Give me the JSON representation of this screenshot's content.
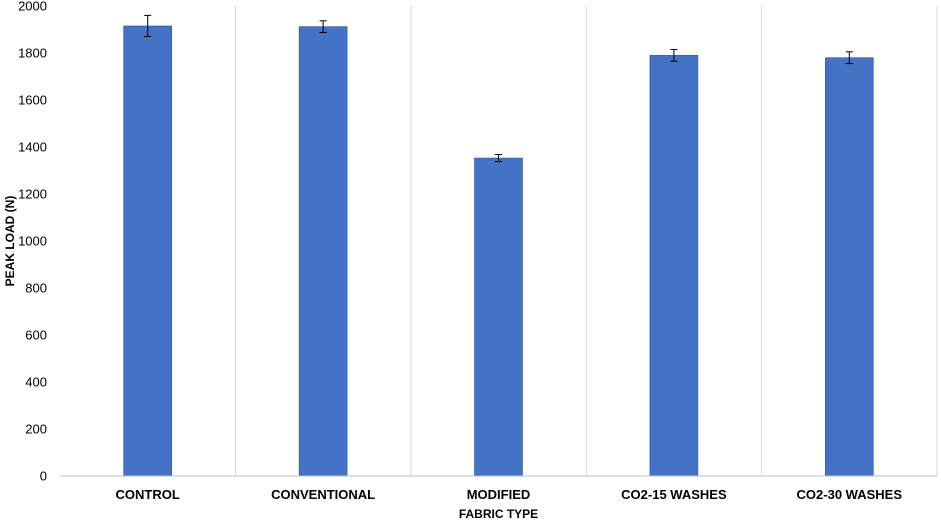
{
  "chart_data": {
    "type": "bar",
    "title": "",
    "xlabel": "FABRIC TYPE",
    "ylabel": "PEAK LOAD (N)",
    "ylim": [
      0,
      2000
    ],
    "yticks": [
      0,
      200,
      400,
      600,
      800,
      1000,
      1200,
      1400,
      1600,
      1800,
      2000
    ],
    "categories": [
      "CONTROL",
      "CONVENTIONAL",
      "MODIFIED",
      "CO2-15 WASHES",
      "CO2-30 WASHES"
    ],
    "values": [
      1915,
      1912,
      1353,
      1790,
      1780
    ],
    "error": [
      45,
      25,
      15,
      25,
      25
    ],
    "grid": "vertical category separators",
    "legend": "none",
    "colors": {
      "bar": "#4472C4",
      "bar_edge": "#2F5597",
      "grid": "#D9D9D9",
      "axis": "#BFBFBF",
      "error": "#000000"
    }
  }
}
---------------
Look over the records above and copy each line that includes the string "grid".

    "grid": "vertical category separators",
      "grid": "#D9D9D9",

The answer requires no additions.